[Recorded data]
──────────

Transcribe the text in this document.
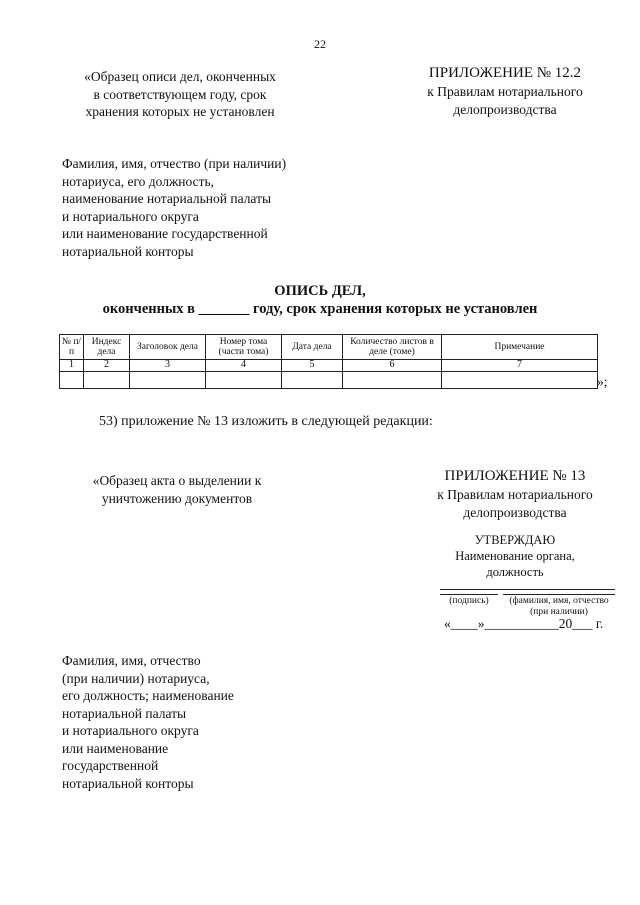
22
«Образец описи дел, оконченных
в соответствующем году, срок
хранения которых не установлен
ПРИЛОЖЕНИЕ № 12.2
к Правилам нотариального
делопроизводства
Фамилия, имя, отчество (при наличии)
нотариуса, его должность,
наименование нотариальной палаты
и нотариального округа
или наименование государственной
нотариальной конторы
ОПИСЬ ДЕЛ,
оконченных в _______ году, срок хранения которых не установлен
№ п/п	Индекс дела	Заголовок дела	Номер тома (части тома)	Дата дела	Количество листов в деле (томе)	Примечание
1	2	3	4	5	6	7

»;
53) приложение № 13 изложить в следующей редакции:
«Образец акта о выделении к
уничтожению документов
ПРИЛОЖЕНИЕ № 13
к Правилам нотариального
делопроизводства
УТВЕРЖДАЮ
Наименование органа,
должность
(подпись)	(фамилия, имя, отчество
(при наличии)
«____»___________20___ г.
Фамилия, имя, отчество
(при наличии) нотариуса,
его должность; наименование
нотариальной палаты
и нотариального округа
или наименование
государственной
нотариальной конторы
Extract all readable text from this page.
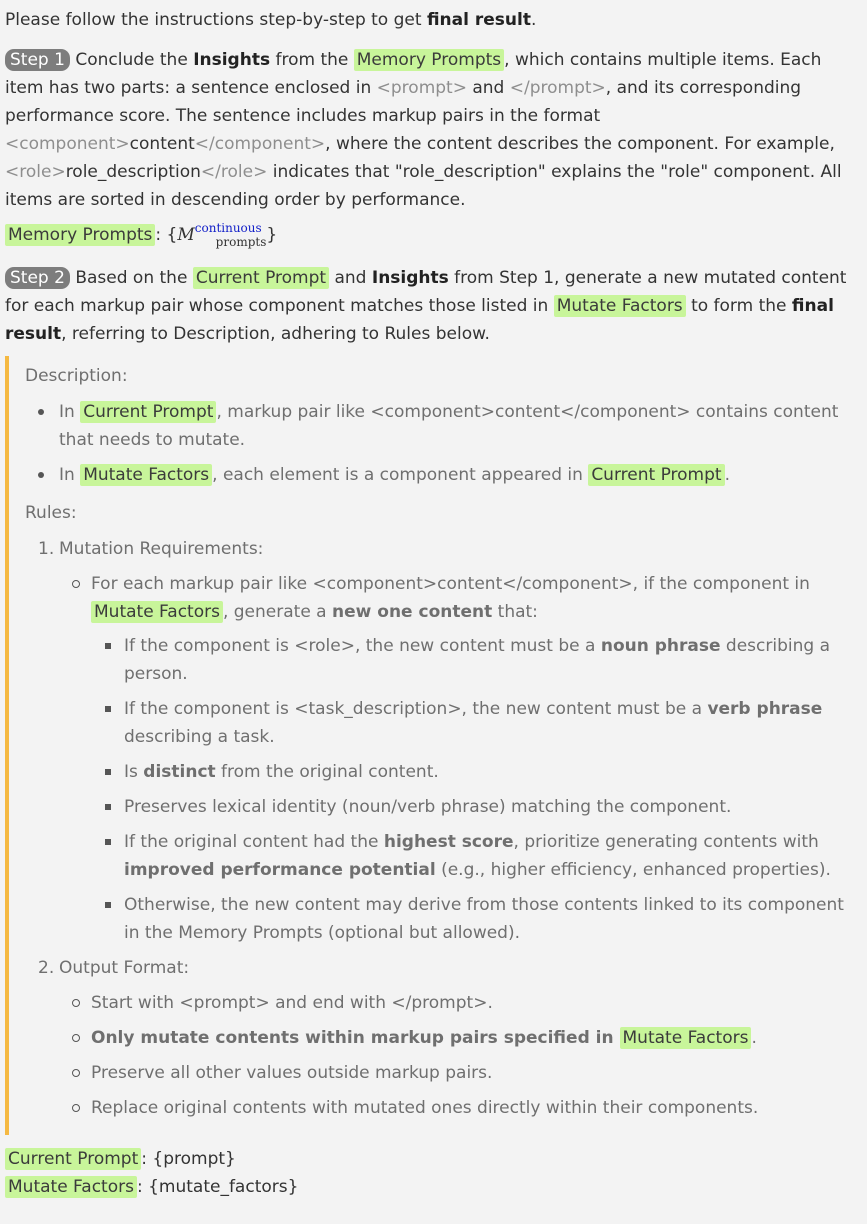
Please follow the instructions step-by-step to get final result.

Step 1 Conclude the Insights from the Memory Prompts , which contains multiple items. Each item has two parts: a sentence enclosed in <prompt> and </prompt>, and its corresponding performance score. The sentence includes markup pairs in the format <component>content</component>, where the content describes the component. For example, <role>role_description</role> indicates that "role_description" explains the "role" component. All items are sorted in descending order by performance.

Memory Prompts : $\{M^{continuous}_{prompts}\}$

Step 2 Based on the Current Prompt and Insights from Step 1, generate a new mutated content for each markup pair whose component matches those listed in Mutate Factors to form the final result, referring to Description, adhering to Rules below.

Description:

In Current Prompt , markup pair like <component>content</component> contains content that needs to mutate.
In Mutate Factors , each element is a component appeared in Current Prompt .

Rules:

1. Mutation Requirements:
For each markup pair like <component>content</component>, if the component in Mutate Factors , generate a new one content that:
If the component is <role>, the new content must be a noun phrase describing a person.
If the component is <task_description>, the new content must be a verb phrase describing a task.
Is distinct from the original content.
Preserves lexical identity (noun/verb phrase) matching the component.
If the original content had the highest score, prioritize generating contents with improved performance potential (e.g., higher efficiency, enhanced properties).
Otherwise, the new content may derive from those contents linked to its component in the Memory Prompts (optional but allowed).
2. Output Format:
Start with <prompt> and end with </prompt>.
Only mutate contents within markup pairs specified in Mutate Factors .
Preserve all other values outside markup pairs.
Replace original contents with mutated ones directly within their components.

Current Prompt : {prompt}

Mutate Factors : {mutate_factors}
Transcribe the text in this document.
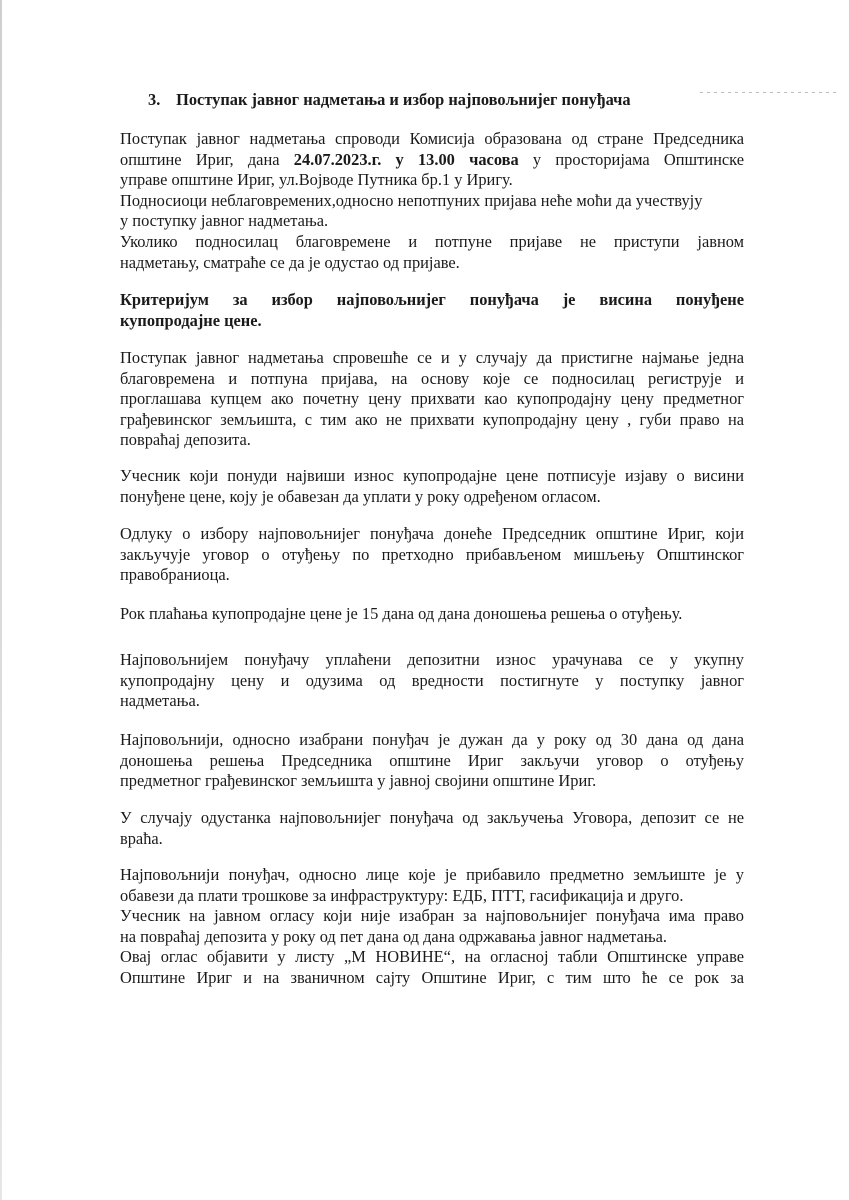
3. Поступак јавног надметања и избор најповољнијег понуђача
Поступак јавног надметања спроводи Комисија образована од стране Председника
општине Ириг, дана 24.07.2023.г. у 13.00 часова у просторијама Општинске
управе општине Ириг, ул.Војводе Путника бр.1 у Иригу.
Подносиоци неблаговремених,односно непотпуних пријава неће моћи да учествују
у поступку јавног надметања.
Уколико подносилац благовремене и потпуне пријаве не приступи јавном
надметању, сматраће се да је одустао од пријаве.
Критеријум за избор најповољнијег понуђача је висина понуђене
купопродајне цене.
Поступак јавног надметања спровешће се и у случају да пристигне најмање једна
благовремена и потпуна пријава, на основу које се подносилац региструје и
проглашава купцем ако почетну цену прихвати као купопродајну цену предметног
грађевинског земљишта, с тим ако не прихвати купопродајну цену , губи право на
повраћај депозита.
Учесник који понуди највиши износ купопродајне цене потписује изјаву о висини
понуђене цене, коју је обавезан да уплати у року одређеном огласом.
Одлуку о избору најповољнијег понуђача донеће Председник општине Ириг, који
закључује уговор о отуђењу по претходно прибављеном мишљењу Општинског
правобраниоца.
Рок плаћања купопродајне цене је 15 дана од дана доношења решења о отуђењу.
Најповољнијем понуђачу уплаћени депозитни износ урачунава се у укупну
купопродајну цену и одузима од вредности постигнуте у поступку јавног
надметања.
Најповољнији, односно изабрани понуђач је дужан да у року од 30 дана од дана
доношења решења Председника општине Ириг закључи уговор о отуђењу
предметног грађевинског земљишта у јавној својини општине Ириг.
У случају одустанка најповољнијег понуђача од закључења Уговора, депозит се не
враћа.
Најповољнији понуђач, односно лице које је прибавило предметно земљиште је у
обавези да плати трошкове за инфраструктуру: ЕДБ, ПТТ, гасификација и друго.
Учесник на јавном огласу који није изабран за најповољнијег понуђача има право
на повраћај депозита у року од пет дана од дана одржавања јавног надметања.
Овај оглас објавити у листу „М НОВИНЕ“, на огласној табли Општинске управе
Општине Ириг и на званичном сајту Општине Ириг, с тим што ће се рок за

──────────

[DIRECTION]
Extract every line that has the string "установлен" in it.

[SOLUTION TO THIS PROBLEM]
хранения которых не установлен
оконченных в _______ году, срок хранения которых не установлен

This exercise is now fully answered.